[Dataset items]
+ + +

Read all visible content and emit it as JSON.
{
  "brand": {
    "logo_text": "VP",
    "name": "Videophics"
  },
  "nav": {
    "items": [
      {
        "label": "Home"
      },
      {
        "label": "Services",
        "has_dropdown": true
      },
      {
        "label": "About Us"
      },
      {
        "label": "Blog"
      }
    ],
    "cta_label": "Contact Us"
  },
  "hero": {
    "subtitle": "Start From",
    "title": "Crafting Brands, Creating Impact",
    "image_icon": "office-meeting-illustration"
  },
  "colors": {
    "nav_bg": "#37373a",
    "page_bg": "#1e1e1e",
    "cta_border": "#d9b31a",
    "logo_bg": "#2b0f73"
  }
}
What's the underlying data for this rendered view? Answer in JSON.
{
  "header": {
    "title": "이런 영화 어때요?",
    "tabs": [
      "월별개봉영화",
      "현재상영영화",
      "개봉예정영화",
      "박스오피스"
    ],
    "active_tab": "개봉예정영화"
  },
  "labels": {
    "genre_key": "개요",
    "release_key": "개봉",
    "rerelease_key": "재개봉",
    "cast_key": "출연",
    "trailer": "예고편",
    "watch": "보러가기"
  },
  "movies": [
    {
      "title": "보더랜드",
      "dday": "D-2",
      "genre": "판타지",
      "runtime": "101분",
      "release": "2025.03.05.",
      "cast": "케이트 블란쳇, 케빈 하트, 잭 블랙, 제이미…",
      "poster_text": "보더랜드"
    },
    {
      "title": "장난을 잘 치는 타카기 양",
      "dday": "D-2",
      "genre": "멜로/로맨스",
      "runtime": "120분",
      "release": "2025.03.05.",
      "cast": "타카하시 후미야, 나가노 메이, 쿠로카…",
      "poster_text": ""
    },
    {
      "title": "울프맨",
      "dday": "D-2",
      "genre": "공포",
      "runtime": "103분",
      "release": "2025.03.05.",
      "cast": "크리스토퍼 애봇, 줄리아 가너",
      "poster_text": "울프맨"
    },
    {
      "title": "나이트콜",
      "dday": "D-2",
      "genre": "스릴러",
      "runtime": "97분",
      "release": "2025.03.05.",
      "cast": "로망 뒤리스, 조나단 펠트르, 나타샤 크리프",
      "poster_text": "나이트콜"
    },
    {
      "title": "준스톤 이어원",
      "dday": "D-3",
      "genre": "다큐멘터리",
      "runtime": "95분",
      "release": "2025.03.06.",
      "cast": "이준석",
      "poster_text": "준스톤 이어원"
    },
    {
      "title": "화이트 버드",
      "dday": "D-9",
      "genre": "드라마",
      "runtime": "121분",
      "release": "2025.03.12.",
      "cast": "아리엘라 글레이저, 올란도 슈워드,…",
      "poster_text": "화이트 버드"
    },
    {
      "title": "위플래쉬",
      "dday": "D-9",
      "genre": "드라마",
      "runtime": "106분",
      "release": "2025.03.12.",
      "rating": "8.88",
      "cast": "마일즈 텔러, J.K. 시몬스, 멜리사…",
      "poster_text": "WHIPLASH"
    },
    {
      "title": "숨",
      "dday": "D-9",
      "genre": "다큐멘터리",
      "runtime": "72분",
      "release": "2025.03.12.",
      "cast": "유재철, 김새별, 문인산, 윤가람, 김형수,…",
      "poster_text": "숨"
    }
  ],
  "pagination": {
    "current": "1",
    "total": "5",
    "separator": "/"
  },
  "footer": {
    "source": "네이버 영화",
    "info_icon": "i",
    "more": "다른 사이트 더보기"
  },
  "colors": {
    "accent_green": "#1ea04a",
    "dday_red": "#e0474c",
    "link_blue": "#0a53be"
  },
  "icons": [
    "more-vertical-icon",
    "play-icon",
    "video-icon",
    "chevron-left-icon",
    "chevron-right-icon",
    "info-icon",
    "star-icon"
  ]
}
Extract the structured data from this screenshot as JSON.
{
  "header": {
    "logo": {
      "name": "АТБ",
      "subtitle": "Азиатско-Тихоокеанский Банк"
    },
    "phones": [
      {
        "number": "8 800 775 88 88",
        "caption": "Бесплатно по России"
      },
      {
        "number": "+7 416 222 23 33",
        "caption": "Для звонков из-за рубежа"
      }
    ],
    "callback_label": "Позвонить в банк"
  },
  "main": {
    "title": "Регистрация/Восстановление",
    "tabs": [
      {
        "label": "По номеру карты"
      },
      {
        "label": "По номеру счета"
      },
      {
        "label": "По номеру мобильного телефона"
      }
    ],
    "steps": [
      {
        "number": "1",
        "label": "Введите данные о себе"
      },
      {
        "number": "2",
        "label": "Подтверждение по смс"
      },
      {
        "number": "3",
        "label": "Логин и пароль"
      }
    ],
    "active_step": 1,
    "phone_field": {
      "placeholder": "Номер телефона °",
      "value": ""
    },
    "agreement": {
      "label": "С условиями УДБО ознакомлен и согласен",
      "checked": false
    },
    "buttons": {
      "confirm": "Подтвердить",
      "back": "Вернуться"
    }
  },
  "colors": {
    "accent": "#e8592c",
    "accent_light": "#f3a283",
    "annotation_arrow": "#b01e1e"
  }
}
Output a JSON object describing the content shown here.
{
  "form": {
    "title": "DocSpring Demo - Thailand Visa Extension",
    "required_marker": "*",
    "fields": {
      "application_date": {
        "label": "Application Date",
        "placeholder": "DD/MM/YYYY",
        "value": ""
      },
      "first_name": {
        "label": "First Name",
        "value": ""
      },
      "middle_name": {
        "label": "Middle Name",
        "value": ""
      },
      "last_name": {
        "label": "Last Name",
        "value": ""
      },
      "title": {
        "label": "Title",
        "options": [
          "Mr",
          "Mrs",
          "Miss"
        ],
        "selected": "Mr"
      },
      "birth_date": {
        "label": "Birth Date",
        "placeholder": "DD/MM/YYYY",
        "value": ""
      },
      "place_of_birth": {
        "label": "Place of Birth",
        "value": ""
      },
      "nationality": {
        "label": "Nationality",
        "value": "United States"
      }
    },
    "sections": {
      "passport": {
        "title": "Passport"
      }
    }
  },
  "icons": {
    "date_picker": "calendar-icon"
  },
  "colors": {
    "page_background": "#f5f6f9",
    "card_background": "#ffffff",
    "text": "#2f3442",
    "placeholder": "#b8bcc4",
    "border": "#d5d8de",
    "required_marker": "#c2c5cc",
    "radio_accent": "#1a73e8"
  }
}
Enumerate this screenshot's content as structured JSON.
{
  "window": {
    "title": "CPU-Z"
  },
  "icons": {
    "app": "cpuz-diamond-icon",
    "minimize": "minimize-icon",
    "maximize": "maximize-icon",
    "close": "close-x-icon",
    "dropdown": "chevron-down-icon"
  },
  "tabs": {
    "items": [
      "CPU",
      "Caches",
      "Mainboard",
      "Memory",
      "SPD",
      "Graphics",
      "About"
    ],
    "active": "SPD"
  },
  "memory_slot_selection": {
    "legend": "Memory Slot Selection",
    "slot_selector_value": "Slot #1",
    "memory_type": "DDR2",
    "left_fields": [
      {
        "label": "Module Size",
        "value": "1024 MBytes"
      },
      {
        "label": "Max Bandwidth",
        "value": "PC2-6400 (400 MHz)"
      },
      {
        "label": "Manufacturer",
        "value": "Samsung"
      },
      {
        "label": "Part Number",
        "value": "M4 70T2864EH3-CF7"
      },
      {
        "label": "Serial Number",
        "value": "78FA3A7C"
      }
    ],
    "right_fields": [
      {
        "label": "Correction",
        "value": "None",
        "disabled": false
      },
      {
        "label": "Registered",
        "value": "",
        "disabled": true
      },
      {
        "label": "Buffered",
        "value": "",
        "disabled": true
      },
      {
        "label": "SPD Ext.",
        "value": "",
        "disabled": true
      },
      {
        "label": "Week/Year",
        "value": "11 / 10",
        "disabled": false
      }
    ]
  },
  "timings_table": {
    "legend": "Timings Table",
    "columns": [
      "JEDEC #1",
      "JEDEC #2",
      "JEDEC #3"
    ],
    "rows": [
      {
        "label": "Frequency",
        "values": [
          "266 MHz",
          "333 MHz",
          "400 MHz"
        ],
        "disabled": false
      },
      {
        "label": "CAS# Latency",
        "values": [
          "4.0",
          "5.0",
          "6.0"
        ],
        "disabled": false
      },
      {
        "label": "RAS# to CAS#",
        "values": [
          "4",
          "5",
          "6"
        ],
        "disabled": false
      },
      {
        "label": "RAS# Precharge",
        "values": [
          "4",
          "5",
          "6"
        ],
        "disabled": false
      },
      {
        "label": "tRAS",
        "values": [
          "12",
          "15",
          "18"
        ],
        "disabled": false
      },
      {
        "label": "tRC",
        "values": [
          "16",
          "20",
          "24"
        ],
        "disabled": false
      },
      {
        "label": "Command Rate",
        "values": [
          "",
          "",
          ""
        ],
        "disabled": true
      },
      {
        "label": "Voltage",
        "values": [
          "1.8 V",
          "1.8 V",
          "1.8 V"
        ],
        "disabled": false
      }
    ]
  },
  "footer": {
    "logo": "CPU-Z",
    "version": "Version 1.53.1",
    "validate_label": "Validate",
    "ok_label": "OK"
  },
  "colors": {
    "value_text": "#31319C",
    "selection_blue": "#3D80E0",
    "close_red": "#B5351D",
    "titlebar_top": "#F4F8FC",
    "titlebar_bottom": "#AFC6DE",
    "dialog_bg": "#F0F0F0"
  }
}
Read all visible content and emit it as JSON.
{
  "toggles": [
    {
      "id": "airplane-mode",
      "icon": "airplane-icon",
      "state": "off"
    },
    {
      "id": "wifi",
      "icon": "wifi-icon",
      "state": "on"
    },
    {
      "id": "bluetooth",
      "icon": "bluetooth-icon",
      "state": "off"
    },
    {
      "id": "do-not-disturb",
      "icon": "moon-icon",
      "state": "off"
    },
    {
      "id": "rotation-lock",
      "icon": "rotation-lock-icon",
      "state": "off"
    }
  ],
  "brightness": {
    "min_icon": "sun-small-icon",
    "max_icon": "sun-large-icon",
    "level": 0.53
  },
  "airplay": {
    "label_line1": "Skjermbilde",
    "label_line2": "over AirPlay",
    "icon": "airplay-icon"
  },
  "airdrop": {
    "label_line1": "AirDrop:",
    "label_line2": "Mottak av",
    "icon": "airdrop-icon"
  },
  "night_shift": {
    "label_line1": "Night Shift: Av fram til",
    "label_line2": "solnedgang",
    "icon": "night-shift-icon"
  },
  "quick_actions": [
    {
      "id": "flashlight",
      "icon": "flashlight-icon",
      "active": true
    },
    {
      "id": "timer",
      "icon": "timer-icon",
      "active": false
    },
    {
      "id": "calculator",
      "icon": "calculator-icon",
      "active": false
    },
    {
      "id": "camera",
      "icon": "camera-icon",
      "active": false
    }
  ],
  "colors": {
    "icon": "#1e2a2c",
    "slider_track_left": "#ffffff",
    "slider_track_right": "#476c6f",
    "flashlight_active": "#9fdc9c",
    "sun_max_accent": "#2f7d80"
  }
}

+ + +

▶ [Aim of the exercise] In the material above, tally every line with the string "rotation" in it, then give that number alone.

▶ [Complete response] 2